From the entries below, pull out each line where "text" appears.

Recorded data:
___
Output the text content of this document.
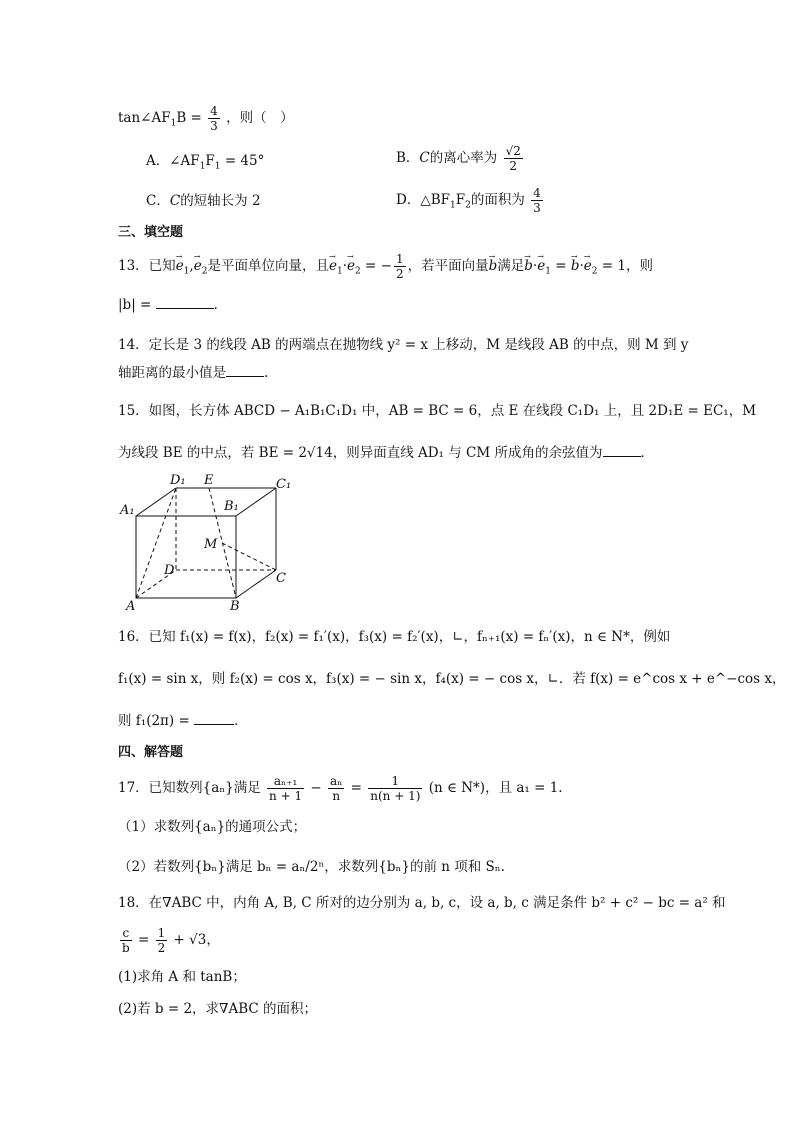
$\tan\angle AF_1B = \frac{4}{3}$ ，则（　）
A．$\angle AF_1F_1 = 45^\circ$	B．C的离心率为 $\frac{√2}{2}$
C．C的短轴长为 2	D．$\triangle BF_1F_2$的面积为 $\frac{4}{3}$
三、填空题
13．已知→ $e_1,\to e_2$是平面单位向量，且→ $e_1\cdot\to e_2$ = − $\frac{1}{2}$ ，若平面向量→ b满足→ $b\cdot\to e_1$ = → $b\cdot\to e_2 = 1$，则
|b| =	．
14．定长是 3 的线段 AB 的两端点在抛物线 y² = x 上移动，M 是线段 AB 的中点，则 M 到 y
轴距离的最小值是	.
15．如图，长方体 ABCD − A₁B₁C₁D₁ 中，AB = BC = 6，点 E 在线段 C₁D₁ 上，且 2D₁E = EC₁，M
为线段 BE 的中点，若 BE = 2√14，则异面直线 AD₁ 与 CM 所成角的余弦值为	．
A₁
D₁ E
B₁
C₁
M
D
C
A	B
16．已知 f₁(x) = f(x)，f₂(x) = f₁′(x)，f₃(x) = f₂′(x)，∟，fₙ₊₁(x) = fₙ′(x)，n ∈ N*，例如
f₁(x) = sin x，则 f₂(x) = cos x，f₃(x) = − sin x，f₄(x) = − cos x，∟．若 f(x) = e^cos x + e^−cos x，
则 f₁(2π) =	．
四、解答题
17．已知数列{aₙ}满足 $\frac{\text{aₙ₊₁}}{n + 1} - \frac{\text{aₙ}}{n} = \frac{1}{n(n + 1)} (n$ ∈ N*)，且 a₁ = 1.
（1）求数列{aₙ}的通项公式；
（2）若数列{bₙ}满足 bₙ = aₙ/2ⁿ，求数列{bₙ}的前 n 项和 Sₙ.
18．在∇ABC 中，内角 A, B, C 所对的边分别为 a, b, c，设 a, b, c 满足条件 b² + c² − bc = a² 和
$\frac{c}{b} = \frac{1}{2} + √3$，
(1)求角 A 和 tanB；
(2)若 b = 2，求∇ABC 的面积；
___
Reply to the task:
Output the text content of this document.
17．已知数列{aₙ}满足 $\frac{\text{aₙ₊₁}}{n + 1} - \frac{\text{aₙ}}{n} = \frac{1}{n(n + 1)} (n$ ∈ N*)，且 a₁ = 1.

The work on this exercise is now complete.